Search the data below for the string "aboriginal". Extract every line that contains it.

* START Data to use *

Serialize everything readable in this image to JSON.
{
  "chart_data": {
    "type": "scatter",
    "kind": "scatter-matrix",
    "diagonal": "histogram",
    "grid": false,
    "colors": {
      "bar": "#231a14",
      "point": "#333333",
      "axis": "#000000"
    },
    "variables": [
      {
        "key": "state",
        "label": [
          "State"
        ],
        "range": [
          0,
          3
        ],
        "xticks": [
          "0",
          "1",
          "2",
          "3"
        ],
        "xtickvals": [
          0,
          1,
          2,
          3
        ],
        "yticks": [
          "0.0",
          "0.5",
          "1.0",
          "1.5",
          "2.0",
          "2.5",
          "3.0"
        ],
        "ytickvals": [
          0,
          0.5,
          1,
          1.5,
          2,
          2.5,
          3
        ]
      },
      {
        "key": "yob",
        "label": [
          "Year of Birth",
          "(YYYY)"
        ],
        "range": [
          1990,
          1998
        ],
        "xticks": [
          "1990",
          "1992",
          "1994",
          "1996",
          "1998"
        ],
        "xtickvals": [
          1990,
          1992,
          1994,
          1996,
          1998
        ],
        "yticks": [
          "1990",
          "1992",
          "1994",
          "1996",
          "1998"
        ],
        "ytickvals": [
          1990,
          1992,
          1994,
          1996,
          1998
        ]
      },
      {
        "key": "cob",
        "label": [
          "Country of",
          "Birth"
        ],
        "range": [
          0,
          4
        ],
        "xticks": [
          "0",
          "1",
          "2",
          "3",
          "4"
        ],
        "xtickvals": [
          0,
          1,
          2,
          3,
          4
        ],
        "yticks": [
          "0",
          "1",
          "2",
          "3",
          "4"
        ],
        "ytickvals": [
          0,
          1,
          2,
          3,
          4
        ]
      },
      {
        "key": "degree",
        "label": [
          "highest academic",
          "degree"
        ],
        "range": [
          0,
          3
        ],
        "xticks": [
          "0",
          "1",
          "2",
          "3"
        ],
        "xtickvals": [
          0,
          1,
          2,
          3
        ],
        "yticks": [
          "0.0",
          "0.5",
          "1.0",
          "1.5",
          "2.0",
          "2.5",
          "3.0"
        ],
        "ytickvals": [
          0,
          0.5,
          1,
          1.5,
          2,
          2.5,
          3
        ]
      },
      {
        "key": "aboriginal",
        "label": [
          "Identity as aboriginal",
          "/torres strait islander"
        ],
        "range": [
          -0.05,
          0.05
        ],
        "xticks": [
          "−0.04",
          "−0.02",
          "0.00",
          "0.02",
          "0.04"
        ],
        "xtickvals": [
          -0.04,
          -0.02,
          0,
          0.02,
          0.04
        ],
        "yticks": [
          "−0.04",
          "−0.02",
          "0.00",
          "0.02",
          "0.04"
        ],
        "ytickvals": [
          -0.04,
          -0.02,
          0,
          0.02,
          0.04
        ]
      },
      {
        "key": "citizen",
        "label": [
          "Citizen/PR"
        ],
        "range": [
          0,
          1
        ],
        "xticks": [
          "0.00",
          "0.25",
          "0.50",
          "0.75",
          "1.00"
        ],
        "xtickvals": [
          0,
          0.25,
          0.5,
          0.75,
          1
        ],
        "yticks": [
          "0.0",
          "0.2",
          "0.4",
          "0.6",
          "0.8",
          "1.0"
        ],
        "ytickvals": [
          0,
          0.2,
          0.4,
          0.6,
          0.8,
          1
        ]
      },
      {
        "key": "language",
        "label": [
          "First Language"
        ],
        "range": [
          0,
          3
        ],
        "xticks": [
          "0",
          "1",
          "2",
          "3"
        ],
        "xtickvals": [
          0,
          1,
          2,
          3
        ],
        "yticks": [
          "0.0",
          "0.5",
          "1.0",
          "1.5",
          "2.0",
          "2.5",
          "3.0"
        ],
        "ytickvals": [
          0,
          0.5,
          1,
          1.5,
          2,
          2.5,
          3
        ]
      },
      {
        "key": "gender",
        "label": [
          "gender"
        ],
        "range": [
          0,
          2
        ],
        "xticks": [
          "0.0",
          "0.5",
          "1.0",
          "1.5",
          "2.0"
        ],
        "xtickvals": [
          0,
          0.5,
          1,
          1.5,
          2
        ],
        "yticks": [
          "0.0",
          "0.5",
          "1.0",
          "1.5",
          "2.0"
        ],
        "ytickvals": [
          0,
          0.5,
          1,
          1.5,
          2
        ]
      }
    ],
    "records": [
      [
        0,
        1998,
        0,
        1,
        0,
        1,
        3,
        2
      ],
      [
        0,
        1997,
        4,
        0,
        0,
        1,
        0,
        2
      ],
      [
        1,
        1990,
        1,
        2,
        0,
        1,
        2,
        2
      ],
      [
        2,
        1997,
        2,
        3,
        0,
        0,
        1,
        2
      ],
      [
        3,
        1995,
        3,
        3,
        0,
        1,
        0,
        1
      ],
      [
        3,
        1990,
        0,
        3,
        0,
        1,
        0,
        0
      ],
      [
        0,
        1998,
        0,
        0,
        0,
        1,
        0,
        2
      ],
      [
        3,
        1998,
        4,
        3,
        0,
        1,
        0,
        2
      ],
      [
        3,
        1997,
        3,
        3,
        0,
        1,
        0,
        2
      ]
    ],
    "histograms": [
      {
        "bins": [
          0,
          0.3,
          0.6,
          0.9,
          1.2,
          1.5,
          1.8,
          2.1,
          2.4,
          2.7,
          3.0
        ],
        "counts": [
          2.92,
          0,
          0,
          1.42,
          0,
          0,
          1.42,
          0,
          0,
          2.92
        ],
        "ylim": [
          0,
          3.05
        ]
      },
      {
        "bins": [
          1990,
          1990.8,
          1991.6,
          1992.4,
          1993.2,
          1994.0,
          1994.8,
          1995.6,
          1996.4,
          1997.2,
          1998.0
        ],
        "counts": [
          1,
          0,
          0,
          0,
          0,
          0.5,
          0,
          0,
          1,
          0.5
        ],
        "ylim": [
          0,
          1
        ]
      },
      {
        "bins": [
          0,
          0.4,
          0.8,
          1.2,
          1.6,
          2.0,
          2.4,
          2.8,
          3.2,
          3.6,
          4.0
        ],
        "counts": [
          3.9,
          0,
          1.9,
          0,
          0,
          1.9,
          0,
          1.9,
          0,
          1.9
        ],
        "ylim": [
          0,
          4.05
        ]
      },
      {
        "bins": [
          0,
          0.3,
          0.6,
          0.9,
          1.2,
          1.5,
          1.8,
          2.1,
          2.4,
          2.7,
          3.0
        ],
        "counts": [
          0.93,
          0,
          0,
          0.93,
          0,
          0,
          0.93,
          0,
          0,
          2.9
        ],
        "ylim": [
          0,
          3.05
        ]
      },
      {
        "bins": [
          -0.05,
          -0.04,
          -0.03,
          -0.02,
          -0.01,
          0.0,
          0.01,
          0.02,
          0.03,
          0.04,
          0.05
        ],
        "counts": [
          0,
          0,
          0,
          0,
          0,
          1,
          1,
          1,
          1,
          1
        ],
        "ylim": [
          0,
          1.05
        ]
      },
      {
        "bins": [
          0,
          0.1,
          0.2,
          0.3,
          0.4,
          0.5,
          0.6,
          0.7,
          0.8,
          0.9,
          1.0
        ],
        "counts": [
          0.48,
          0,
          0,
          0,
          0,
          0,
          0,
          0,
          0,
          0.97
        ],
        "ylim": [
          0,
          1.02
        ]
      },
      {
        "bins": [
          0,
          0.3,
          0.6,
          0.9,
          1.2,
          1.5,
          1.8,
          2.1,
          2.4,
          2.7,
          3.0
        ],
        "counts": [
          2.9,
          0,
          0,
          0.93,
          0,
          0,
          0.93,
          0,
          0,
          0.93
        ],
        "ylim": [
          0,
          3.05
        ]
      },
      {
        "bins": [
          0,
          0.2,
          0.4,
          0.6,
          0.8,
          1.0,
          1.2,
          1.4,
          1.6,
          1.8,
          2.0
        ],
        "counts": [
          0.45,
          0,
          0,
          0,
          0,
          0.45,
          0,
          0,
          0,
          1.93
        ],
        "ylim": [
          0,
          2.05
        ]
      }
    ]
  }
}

* END Data to use *

Output of the exercise |
        "key": "aboriginal",
          "Identity as aboriginal",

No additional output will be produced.